Gather every line from the entries below that includes "NUMBER".
Start of SOURCE RECORDS
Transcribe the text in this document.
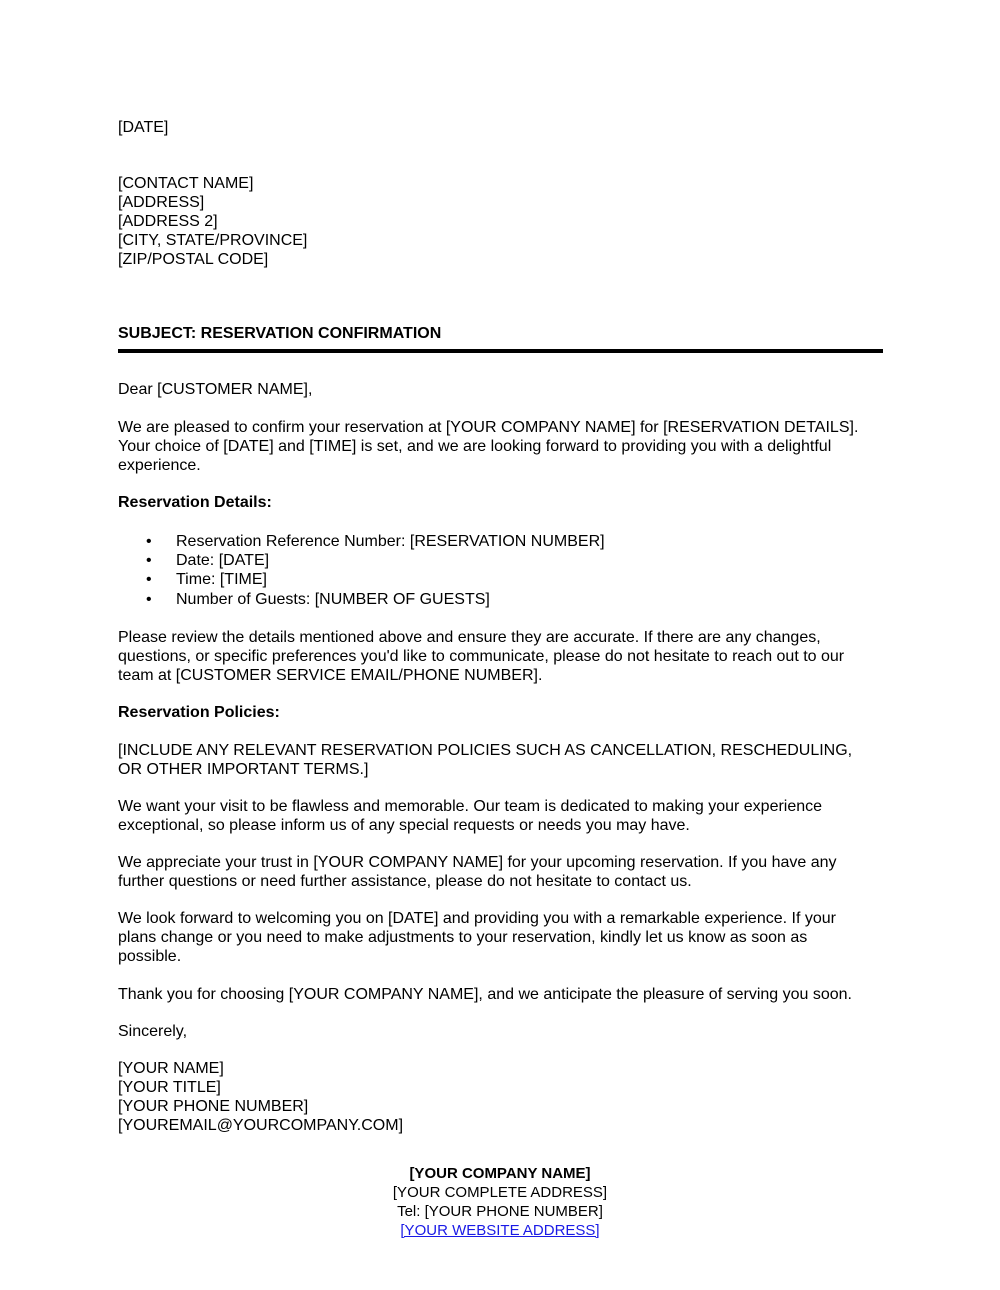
[DATE]
[CONTACT NAME]
[ADDRESS]
[ADDRESS 2]
[CITY, STATE/PROVINCE]
[ZIP/POSTAL CODE]
SUBJECT: RESERVATION CONFIRMATION
Dear [CUSTOMER NAME],
We are pleased to confirm your reservation at [YOUR COMPANY NAME] for [RESERVATION DETAILS].
Your choice of [DATE] and [TIME] is set, and we are looking forward to providing you with a delightful
experience.
Reservation Details:
• Reservation Reference Number: [RESERVATION NUMBER]
• Date: [DATE]
• Time: [TIME]
• Number of Guests: [NUMBER OF GUESTS]
Please review the details mentioned above and ensure they are accurate. If there are any changes,
questions, or specific preferences you'd like to communicate, please do not hesitate to reach out to our
team at [CUSTOMER SERVICE EMAIL/PHONE NUMBER].
Reservation Policies:
[INCLUDE ANY RELEVANT RESERVATION POLICIES SUCH AS CANCELLATION, RESCHEDULING,
OR OTHER IMPORTANT TERMS.]
We want your visit to be flawless and memorable. Our team is dedicated to making your experience
exceptional, so please inform us of any special requests or needs you may have.
We appreciate your trust in [YOUR COMPANY NAME] for your upcoming reservation. If you have any
further questions or need further assistance, please do not hesitate to contact us.
We look forward to welcoming you on [DATE] and providing you with a remarkable experience. If your
plans change or you need to make adjustments to your reservation, kindly let us know as soon as
possible.
Thank you for choosing [YOUR COMPANY NAME], and we anticipate the pleasure of serving you soon.
Sincerely,
[YOUR NAME]
[YOUR TITLE]
[YOUR PHONE NUMBER]
[YOUREMAIL@YOURCOMPANY.COM]
[YOUR COMPANY NAME]
[YOUR COMPLETE ADDRESS]
Tel: [YOUR PHONE NUMBER]
[YOUR WEBSITE ADDRESS]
End of SOURCE RECORDS
WORKED SOLUTION ▸
• Reservation Reference Number: [RESERVATION NUMBER]
• Number of Guests: [NUMBER OF GUESTS]
team at [CUSTOMER SERVICE EMAIL/PHONE NUMBER].
[YOUR PHONE NUMBER]
Tel: [YOUR PHONE NUMBER]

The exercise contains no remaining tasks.